WHAT IS BEING ASKED |
Find the word "terrace" in the listing; pull out each line holding it.

[Figure contents as structured data]
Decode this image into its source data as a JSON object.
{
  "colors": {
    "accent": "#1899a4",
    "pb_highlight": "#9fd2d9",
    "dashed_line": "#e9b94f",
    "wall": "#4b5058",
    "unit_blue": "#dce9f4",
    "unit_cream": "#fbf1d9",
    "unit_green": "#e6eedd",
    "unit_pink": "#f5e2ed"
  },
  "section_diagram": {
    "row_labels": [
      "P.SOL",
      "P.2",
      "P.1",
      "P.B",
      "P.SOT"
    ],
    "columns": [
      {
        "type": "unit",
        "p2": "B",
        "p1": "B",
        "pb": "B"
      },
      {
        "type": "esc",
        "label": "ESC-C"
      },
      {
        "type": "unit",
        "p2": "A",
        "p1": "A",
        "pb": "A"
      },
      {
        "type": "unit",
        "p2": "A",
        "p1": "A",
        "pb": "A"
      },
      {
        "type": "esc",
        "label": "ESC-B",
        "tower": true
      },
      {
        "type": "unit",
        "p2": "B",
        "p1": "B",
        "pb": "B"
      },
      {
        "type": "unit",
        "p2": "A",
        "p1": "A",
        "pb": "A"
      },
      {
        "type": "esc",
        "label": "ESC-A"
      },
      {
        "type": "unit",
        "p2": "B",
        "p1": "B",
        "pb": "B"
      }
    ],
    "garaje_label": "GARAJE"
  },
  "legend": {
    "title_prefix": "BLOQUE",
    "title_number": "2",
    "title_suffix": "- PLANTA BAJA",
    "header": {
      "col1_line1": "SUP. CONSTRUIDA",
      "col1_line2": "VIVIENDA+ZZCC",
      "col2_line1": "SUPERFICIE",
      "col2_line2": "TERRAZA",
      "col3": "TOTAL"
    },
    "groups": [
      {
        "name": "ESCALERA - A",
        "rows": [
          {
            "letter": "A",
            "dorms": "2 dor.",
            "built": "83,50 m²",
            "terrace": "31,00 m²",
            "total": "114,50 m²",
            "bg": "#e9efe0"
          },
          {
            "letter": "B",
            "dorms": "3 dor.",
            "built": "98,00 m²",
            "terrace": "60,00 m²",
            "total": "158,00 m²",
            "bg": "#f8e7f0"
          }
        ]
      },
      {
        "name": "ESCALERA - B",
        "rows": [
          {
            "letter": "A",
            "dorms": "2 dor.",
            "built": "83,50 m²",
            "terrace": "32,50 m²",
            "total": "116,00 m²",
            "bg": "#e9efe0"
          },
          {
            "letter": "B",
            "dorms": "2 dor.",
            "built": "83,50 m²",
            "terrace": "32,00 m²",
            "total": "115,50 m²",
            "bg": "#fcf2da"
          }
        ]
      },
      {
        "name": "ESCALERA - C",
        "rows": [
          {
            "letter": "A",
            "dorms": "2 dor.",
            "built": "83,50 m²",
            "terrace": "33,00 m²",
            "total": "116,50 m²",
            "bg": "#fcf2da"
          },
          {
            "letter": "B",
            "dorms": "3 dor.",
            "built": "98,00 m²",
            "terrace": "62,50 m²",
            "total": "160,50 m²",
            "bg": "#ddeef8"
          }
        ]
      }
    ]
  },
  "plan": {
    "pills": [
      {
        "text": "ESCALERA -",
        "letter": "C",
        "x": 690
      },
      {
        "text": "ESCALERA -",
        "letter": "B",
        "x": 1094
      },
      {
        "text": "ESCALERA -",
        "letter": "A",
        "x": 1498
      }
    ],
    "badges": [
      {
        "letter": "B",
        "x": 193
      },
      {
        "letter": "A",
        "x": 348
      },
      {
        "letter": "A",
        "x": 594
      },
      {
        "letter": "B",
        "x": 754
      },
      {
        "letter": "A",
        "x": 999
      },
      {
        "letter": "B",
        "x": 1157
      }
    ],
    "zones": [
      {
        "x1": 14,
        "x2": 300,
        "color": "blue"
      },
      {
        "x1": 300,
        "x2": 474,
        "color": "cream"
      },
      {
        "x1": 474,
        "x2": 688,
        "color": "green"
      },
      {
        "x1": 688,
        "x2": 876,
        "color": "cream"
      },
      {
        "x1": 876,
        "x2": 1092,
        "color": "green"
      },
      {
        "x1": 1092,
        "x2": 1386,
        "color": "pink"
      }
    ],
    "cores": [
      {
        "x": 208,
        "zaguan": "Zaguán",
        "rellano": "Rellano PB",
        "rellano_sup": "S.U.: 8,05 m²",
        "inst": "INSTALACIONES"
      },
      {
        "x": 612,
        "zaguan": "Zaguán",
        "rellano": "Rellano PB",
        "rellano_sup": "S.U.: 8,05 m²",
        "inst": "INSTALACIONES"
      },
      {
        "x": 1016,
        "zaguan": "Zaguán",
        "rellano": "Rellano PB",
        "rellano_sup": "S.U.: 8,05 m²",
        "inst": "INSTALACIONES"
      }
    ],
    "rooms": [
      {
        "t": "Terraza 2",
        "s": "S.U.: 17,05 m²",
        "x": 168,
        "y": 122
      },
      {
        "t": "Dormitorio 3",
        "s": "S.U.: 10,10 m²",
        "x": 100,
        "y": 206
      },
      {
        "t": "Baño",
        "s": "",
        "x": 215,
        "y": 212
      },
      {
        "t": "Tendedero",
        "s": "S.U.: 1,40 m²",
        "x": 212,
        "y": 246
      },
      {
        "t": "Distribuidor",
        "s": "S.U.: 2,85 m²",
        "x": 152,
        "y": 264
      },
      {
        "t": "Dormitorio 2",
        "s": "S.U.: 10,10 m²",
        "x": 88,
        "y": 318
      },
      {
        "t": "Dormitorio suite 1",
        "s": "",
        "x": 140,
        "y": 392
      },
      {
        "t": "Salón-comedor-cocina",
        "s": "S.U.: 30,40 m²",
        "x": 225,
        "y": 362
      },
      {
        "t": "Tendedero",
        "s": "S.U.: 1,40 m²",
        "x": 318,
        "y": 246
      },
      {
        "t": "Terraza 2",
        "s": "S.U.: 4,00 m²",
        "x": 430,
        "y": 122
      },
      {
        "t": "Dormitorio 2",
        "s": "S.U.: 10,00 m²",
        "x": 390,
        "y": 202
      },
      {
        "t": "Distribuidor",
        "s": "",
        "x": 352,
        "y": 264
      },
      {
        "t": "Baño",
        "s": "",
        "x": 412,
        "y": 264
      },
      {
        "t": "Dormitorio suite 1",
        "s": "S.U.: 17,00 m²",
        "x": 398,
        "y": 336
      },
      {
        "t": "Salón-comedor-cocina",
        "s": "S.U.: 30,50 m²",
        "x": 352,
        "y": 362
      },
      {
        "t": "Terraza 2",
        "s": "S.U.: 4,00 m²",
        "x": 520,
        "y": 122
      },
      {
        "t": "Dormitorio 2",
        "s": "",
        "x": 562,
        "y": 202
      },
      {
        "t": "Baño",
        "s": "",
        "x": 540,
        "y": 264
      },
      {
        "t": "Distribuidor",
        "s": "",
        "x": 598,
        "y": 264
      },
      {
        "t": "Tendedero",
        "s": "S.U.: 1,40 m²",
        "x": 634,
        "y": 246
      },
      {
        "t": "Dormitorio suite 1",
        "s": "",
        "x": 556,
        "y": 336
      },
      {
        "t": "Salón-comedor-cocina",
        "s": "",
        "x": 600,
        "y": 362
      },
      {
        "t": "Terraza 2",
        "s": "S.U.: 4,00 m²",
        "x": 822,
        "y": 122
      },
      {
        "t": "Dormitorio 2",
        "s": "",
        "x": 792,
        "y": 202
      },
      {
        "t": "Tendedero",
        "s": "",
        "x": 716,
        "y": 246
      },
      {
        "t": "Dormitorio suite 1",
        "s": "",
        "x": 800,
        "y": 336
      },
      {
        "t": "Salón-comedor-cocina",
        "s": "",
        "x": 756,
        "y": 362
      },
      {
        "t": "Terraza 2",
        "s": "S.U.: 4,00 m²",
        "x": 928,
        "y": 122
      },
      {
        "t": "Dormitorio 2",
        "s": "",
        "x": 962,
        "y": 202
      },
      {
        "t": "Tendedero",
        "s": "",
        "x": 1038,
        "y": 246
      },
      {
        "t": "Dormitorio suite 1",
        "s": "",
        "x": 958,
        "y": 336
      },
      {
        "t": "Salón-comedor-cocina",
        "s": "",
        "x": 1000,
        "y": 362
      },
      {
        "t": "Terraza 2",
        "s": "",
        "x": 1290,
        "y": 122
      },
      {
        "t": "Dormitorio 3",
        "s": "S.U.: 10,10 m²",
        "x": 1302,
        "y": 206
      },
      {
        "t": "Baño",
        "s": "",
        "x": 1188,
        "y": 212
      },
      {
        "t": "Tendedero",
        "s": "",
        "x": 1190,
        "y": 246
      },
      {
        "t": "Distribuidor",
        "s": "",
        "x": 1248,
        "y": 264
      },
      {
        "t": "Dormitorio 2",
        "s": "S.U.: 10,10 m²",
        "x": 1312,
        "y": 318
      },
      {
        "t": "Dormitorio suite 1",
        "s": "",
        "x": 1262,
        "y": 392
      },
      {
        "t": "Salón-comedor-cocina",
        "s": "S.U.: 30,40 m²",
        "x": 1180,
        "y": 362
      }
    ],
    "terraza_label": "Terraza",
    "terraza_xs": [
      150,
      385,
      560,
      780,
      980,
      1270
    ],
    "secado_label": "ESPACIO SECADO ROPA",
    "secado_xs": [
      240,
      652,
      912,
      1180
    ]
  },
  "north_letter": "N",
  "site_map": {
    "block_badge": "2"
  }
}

REPLY |
            "terrace": "31,00 m²",
            "terrace": "60,00 m²",
            "terrace": "32,50 m²",
            "terrace": "32,00 m²",
            "terrace": "33,00 m²",
            "terrace": "62,50 m²",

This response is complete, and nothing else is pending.